(WHAT TO PRODUCE) The records below are to be copied exactly, with every picture left out.

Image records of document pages

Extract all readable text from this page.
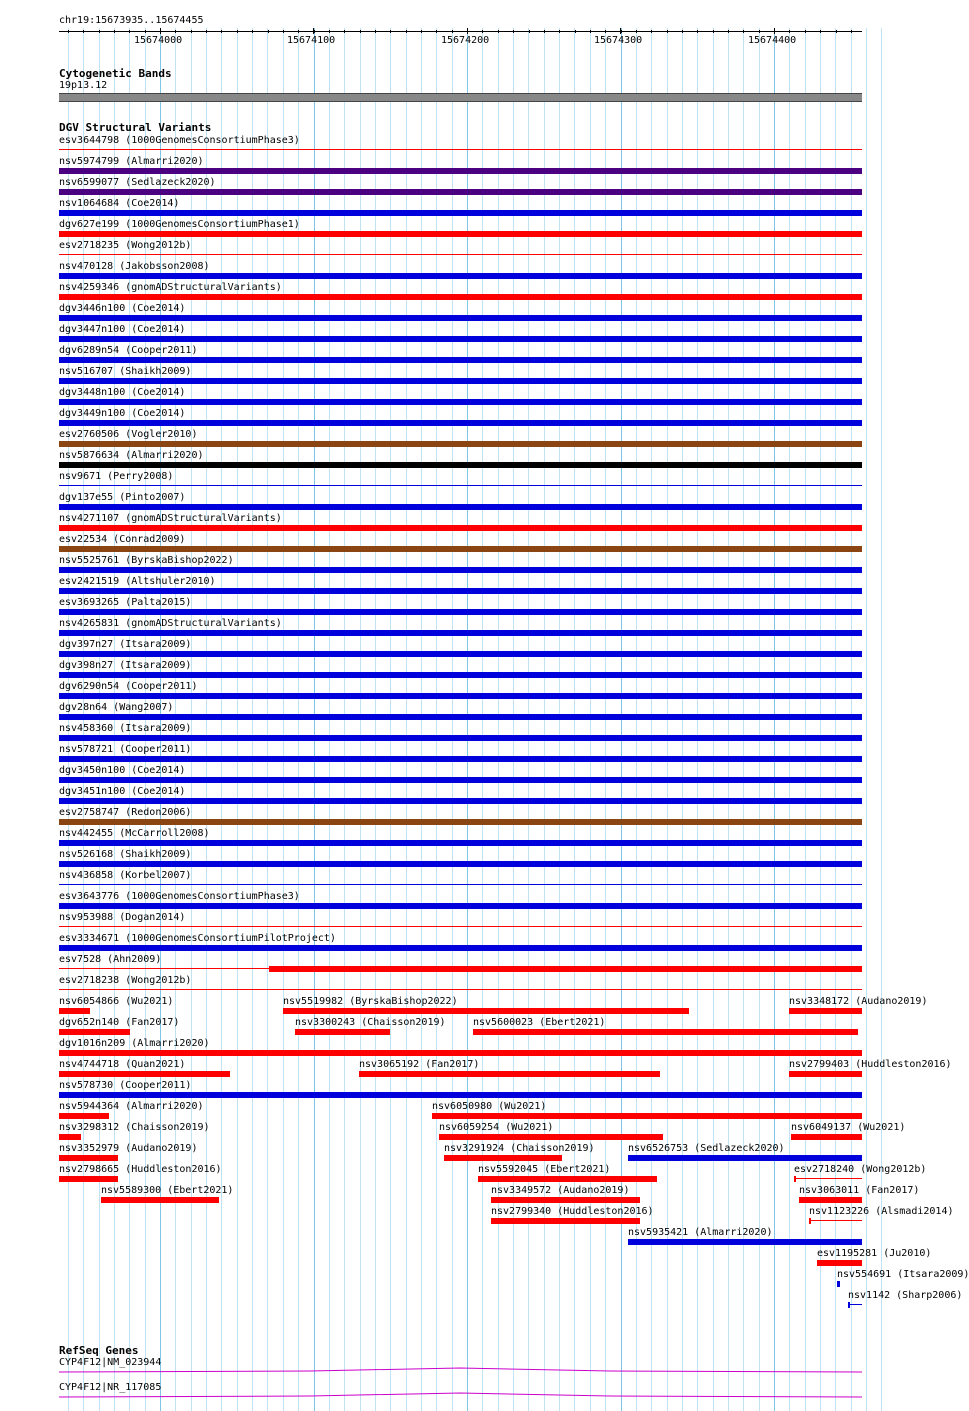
chr19:15673935..15674455
15674000	15674100	15674200	15674300	15674400
Cytogenetic Bands
19p13.12
DGV Structural Variants
esv3644798 (1000GenomesConsortiumPhase3)
nsv5974799 (Almarri2020)
nsv6599077 (Sedlazeck2020)
nsv1064684 (Coe2014)
dgv627e199 (1000GenomesConsortiumPhase1)
esv2718235 (Wong2012b)
nsv470128 (Jakobsson2008)
nsv4259346 (gnomADStructuralVariants)
dgv3446n100 (Coe2014)
dgv3447n100 (Coe2014)
dgv6289n54 (Cooper2011)
nsv516707 (Shaikh2009)
dgv3448n100 (Coe2014)
dgv3449n100 (Coe2014)
esv2760506 (Vogler2010)
nsv5876634 (Almarri2020)
nsv9671 (Perry2008)
dgv137e55 (Pinto2007)
nsv4271107 (gnomADStructuralVariants)
esv22534 (Conrad2009)
nsv5525761 (ByrskaBishop2022)
esv2421519 (Altshuler2010)
esv3693265 (Palta2015)
nsv4265831 (gnomADStructuralVariants)
dgv397n27 (Itsara2009)
dgv398n27 (Itsara2009)
dgv6290n54 (Cooper2011)
dgv28n64 (Wang2007)
nsv458360 (Itsara2009)
nsv578721 (Cooper2011)
dgv3450n100 (Coe2014)
dgv3451n100 (Coe2014)
esv2758747 (Redon2006)
nsv442455 (McCarroll2008)
nsv526168 (Shaikh2009)
nsv436858 (Korbel2007)
esv3643776 (1000GenomesConsortiumPhase3)
nsv953988 (Dogan2014)
esv3334671 (1000GenomesConsortiumPilotProject)
esv7528 (Ahn2009)
esv2718238 (Wong2012b)
nsv6054866 (Wu2021)	nsv5519982 (ByrskaBishop2022)	nsv3348172 (Audano2019)
dgv652n140 (Fan2017)	nsv3300243 (Chaisson2019)	nsv5600023 (Ebert2021)
dgv1016n209 (Almarri2020)
nsv4744718 (Quan2021)	nsv3065192 (Fan2017)	nsv2799403 (Huddleston2016)
nsv578730 (Cooper2011)
nsv5944364 (Almarri2020)	nsv6050980 (Wu2021)
nsv3298312 (Chaisson2019)	nsv6059254 (Wu2021)	nsv6049137 (Wu2021)
nsv3352979 (Audano2019)	nsv3291924 (Chaisson2019)	nsv6526753 (Sedlazeck2020)
nsv2798665 (Huddleston2016)	nsv5592045 (Ebert2021)	esv2718240 (Wong2012b)
nsv5589300 (Ebert2021)	nsv3349572 (Audano2019)	nsv3063011 (Fan2017)
nsv2799340 (Huddleston2016)	nsv1123226 (Alsmadi2014)
nsv5935421 (Almarri2020)
esv1195281 (Ju2010)
nsv554691 (Itsara2009)
nsv1142 (Sharp2006)
RefSeq Genes
CYP4F12|NM_023944
CYP4F12|NR_117085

(TASK RESPONSE)
Extract all readable text from this page.
chr19:15673935..15674455
15674000	15674100	15674200	15674300	15674400
Cytogenetic Bands
19p13.12
DGV Structural Variants
esv3644798 (1000GenomesConsortiumPhase3)
nsv5974799 (Almarri2020)
nsv6599077 (Sedlazeck2020)
nsv1064684 (Coe2014)
dgv627e199 (1000GenomesConsortiumPhase1)
esv2718235 (Wong2012b)
nsv470128 (Jakobsson2008)
nsv4259346 (gnomADStructuralVariants)
dgv3446n100 (Coe2014)
dgv3447n100 (Coe2014)
dgv6289n54 (Cooper2011)
nsv516707 (Shaikh2009)
dgv3448n100 (Coe2014)
dgv3449n100 (Coe2014)
esv2760506 (Vogler2010)
nsv5876634 (Almarri2020)
nsv9671 (Perry2008)
dgv137e55 (Pinto2007)
nsv4271107 (gnomADStructuralVariants)
esv22534 (Conrad2009)
nsv5525761 (ByrskaBishop2022)
esv2421519 (Altshuler2010)
esv3693265 (Palta2015)
nsv4265831 (gnomADStructuralVariants)
dgv397n27 (Itsara2009)
dgv398n27 (Itsara2009)
dgv6290n54 (Cooper2011)
dgv28n64 (Wang2007)
nsv458360 (Itsara2009)
nsv578721 (Cooper2011)
dgv3450n100 (Coe2014)
dgv3451n100 (Coe2014)
esv2758747 (Redon2006)
nsv442455 (McCarroll2008)
nsv526168 (Shaikh2009)
nsv436858 (Korbel2007)
esv3643776 (1000GenomesConsortiumPhase3)
nsv953988 (Dogan2014)
esv3334671 (1000GenomesConsortiumPilotProject)
esv7528 (Ahn2009)
esv2718238 (Wong2012b)
nsv6054866 (Wu2021)	nsv5519982 (ByrskaBishop2022)	nsv3348172 (Audano2019)
dgv652n140 (Fan2017)	nsv3300243 (Chaisson2019)	nsv5600023 (Ebert2021)
dgv1016n209 (Almarri2020)
nsv4744718 (Quan2021)	nsv3065192 (Fan2017)	nsv2799403 (Huddleston2016)
nsv578730 (Cooper2011)
nsv5944364 (Almarri2020)	nsv6050980 (Wu2021)
nsv3298312 (Chaisson2019)	nsv6059254 (Wu2021)	nsv6049137 (Wu2021)
nsv3352979 (Audano2019)	nsv3291924 (Chaisson2019)	nsv6526753 (Sedlazeck2020)
nsv2798665 (Huddleston2016)	nsv5592045 (Ebert2021)	esv2718240 (Wong2012b)
nsv5589300 (Ebert2021)	nsv3349572 (Audano2019)	nsv3063011 (Fan2017)
nsv2799340 (Huddleston2016)	nsv1123226 (Alsmadi2014)
nsv5935421 (Almarri2020)
esv1195281 (Ju2010)
nsv554691 (Itsara2009)
nsv1142 (Sharp2006)
RefSeq Genes
CYP4F12|NM_023944
CYP4F12|NR_117085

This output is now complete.